Data entries
☆ ☆ ☆ ☆ ☆ ☆ ☆
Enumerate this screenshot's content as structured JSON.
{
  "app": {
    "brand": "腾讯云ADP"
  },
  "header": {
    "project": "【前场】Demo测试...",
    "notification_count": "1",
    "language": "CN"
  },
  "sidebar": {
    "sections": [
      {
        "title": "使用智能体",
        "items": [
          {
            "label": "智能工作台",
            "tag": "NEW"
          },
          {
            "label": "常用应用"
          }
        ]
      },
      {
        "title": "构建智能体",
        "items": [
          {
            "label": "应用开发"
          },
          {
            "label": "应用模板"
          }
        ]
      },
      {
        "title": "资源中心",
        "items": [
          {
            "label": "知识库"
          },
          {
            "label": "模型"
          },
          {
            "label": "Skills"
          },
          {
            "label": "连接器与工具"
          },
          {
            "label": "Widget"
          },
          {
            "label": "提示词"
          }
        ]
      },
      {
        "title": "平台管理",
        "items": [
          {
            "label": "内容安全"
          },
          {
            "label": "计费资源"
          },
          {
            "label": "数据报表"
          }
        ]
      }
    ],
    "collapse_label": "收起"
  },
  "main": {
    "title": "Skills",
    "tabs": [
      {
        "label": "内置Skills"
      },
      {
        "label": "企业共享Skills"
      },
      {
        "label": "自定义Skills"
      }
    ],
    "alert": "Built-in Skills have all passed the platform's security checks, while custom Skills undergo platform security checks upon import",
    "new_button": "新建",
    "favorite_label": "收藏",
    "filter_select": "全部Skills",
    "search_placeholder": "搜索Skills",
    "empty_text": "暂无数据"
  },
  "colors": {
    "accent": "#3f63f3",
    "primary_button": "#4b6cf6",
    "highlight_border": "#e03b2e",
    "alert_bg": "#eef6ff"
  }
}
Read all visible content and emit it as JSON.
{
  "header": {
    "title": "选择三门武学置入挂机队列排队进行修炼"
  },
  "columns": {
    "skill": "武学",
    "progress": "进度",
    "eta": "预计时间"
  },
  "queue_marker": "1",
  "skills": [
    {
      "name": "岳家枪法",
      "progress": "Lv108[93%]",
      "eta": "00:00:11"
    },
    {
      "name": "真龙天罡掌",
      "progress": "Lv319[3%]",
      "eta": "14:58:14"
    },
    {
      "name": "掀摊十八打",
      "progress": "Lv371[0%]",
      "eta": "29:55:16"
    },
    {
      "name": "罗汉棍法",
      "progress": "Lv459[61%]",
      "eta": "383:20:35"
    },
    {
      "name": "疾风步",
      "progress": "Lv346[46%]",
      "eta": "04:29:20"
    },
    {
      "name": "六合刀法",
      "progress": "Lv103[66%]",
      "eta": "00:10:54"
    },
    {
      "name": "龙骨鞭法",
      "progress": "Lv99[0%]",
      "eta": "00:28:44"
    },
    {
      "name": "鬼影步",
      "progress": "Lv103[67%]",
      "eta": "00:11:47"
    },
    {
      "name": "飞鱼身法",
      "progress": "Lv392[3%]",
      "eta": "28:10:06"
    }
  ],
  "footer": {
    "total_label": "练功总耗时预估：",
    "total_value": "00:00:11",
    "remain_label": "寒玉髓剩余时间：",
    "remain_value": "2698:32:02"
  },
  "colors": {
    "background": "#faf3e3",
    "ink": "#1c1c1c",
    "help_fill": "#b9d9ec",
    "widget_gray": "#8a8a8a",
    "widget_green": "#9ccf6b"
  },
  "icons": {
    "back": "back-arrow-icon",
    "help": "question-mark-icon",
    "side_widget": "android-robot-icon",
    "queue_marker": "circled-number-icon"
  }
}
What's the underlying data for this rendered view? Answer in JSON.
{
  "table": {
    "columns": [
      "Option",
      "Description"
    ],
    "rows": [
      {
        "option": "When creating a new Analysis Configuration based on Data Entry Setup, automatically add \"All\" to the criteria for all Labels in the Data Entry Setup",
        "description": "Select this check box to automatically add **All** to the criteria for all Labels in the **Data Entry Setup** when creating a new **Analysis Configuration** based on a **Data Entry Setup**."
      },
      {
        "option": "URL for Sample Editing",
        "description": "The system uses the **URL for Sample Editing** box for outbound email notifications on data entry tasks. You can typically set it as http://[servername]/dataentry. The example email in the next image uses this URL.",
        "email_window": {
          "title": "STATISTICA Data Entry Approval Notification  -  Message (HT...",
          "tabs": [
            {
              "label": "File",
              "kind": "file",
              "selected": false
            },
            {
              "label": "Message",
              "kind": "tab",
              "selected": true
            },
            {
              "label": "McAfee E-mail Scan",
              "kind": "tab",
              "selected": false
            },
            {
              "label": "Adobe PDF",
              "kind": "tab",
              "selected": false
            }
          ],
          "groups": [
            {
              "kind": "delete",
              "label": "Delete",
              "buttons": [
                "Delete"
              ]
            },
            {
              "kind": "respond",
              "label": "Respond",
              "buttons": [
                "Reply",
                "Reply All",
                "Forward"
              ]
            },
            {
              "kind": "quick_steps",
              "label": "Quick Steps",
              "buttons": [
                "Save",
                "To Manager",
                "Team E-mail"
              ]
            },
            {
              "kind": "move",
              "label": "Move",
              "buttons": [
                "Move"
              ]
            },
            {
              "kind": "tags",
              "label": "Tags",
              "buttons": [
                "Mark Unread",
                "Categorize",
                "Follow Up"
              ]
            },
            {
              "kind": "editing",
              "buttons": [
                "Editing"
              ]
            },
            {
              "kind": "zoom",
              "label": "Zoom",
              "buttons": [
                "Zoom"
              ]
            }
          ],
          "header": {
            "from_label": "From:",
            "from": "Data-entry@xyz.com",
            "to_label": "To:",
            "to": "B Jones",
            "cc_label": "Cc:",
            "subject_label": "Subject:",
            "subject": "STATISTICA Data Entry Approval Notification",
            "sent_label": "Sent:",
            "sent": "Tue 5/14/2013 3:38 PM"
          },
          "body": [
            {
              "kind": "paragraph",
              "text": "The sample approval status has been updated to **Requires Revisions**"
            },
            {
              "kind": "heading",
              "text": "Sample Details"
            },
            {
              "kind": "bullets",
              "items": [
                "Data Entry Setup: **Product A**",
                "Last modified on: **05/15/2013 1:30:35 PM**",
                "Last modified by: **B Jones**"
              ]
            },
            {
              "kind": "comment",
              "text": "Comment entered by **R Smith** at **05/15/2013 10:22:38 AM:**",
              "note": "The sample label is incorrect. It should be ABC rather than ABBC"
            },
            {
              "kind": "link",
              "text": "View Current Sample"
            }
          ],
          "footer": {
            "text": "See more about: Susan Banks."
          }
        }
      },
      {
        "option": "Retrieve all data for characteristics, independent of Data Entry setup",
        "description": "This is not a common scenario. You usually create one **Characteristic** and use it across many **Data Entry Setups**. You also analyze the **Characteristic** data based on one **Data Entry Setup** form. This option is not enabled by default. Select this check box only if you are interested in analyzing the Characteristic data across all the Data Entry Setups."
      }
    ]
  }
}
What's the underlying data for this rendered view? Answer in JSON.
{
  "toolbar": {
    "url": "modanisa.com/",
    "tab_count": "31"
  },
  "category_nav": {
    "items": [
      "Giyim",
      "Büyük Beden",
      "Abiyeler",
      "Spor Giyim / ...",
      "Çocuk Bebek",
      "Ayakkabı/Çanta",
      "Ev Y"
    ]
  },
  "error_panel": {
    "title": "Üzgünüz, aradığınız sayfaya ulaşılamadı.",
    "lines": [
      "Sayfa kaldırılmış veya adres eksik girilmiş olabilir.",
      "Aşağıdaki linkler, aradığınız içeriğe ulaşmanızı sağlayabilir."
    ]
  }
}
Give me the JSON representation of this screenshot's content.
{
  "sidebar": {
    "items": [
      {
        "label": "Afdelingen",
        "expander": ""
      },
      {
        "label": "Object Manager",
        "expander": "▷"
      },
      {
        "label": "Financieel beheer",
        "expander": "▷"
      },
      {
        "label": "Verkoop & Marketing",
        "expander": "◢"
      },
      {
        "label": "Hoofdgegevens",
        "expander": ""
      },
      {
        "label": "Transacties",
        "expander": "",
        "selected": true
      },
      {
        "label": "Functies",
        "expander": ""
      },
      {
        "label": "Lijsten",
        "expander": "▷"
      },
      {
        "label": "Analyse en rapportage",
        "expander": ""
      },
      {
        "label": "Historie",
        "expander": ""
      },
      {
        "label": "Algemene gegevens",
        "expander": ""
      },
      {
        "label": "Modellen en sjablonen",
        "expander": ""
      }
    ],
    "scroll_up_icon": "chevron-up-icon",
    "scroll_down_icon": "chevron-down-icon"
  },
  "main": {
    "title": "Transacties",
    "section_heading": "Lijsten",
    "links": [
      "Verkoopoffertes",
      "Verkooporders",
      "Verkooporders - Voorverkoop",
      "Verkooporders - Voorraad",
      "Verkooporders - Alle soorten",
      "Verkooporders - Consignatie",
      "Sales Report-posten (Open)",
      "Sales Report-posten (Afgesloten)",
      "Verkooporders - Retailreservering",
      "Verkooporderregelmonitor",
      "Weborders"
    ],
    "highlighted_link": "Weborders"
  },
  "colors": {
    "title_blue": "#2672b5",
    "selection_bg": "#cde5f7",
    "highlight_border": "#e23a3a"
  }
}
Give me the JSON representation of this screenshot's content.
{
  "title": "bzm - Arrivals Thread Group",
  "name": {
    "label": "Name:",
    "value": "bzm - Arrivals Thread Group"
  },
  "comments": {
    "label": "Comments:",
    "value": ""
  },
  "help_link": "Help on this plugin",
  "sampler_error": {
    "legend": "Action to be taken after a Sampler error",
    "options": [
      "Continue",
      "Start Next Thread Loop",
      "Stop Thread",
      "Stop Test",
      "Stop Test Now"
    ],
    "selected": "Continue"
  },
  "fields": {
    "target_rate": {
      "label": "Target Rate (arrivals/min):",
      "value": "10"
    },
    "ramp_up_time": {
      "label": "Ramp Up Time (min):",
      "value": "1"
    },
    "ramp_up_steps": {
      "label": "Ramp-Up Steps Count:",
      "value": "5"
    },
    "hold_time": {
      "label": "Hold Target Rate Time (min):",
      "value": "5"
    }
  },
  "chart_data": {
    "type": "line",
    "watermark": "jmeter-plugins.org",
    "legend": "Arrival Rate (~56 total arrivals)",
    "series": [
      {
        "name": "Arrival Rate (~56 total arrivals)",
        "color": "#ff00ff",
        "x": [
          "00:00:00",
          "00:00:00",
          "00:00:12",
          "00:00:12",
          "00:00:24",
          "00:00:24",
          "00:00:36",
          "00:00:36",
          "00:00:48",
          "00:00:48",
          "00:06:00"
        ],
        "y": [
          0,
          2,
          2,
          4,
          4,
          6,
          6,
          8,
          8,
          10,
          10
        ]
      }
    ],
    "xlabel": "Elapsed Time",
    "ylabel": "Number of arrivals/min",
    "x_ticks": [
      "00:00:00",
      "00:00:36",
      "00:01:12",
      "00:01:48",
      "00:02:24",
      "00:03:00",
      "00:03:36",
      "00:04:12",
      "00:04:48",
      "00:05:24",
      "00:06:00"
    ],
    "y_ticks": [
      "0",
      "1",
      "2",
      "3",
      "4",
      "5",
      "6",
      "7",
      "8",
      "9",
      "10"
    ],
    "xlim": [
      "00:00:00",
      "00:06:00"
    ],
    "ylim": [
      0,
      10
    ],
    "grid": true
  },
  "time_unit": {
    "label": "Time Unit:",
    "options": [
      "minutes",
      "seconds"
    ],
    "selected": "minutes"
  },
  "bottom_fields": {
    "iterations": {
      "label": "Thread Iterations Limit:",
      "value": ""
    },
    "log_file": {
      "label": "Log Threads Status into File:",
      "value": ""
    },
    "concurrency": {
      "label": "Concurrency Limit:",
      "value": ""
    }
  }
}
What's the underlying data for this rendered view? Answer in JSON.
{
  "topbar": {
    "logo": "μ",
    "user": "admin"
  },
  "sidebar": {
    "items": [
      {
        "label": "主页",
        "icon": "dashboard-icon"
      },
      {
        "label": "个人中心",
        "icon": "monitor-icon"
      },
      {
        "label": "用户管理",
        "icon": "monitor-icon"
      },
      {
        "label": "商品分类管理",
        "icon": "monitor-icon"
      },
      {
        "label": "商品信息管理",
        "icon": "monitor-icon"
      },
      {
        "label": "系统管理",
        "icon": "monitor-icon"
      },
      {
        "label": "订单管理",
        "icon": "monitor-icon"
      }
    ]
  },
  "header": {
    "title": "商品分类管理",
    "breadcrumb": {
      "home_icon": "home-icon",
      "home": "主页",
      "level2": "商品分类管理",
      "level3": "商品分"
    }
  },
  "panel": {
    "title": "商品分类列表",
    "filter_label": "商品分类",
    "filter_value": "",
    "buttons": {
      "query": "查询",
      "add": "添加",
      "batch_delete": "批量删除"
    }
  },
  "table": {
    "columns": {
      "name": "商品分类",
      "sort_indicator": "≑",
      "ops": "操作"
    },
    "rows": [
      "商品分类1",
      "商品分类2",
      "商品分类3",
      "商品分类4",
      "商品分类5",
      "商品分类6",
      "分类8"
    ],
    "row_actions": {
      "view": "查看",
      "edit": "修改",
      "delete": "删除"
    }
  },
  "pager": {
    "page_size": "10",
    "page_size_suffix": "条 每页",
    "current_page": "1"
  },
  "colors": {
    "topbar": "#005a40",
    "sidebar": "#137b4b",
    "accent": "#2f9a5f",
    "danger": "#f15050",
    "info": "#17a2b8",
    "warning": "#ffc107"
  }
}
☆ ☆ ☆ ☆ ☆ ☆ ☆
### Brief
Report each line in the preceding entries that holds the string "Message".

### Answer to this exercise
          "title": "STATISTICA Data Entry Approval Notification  -  Message (HT...",
              "label": "Message",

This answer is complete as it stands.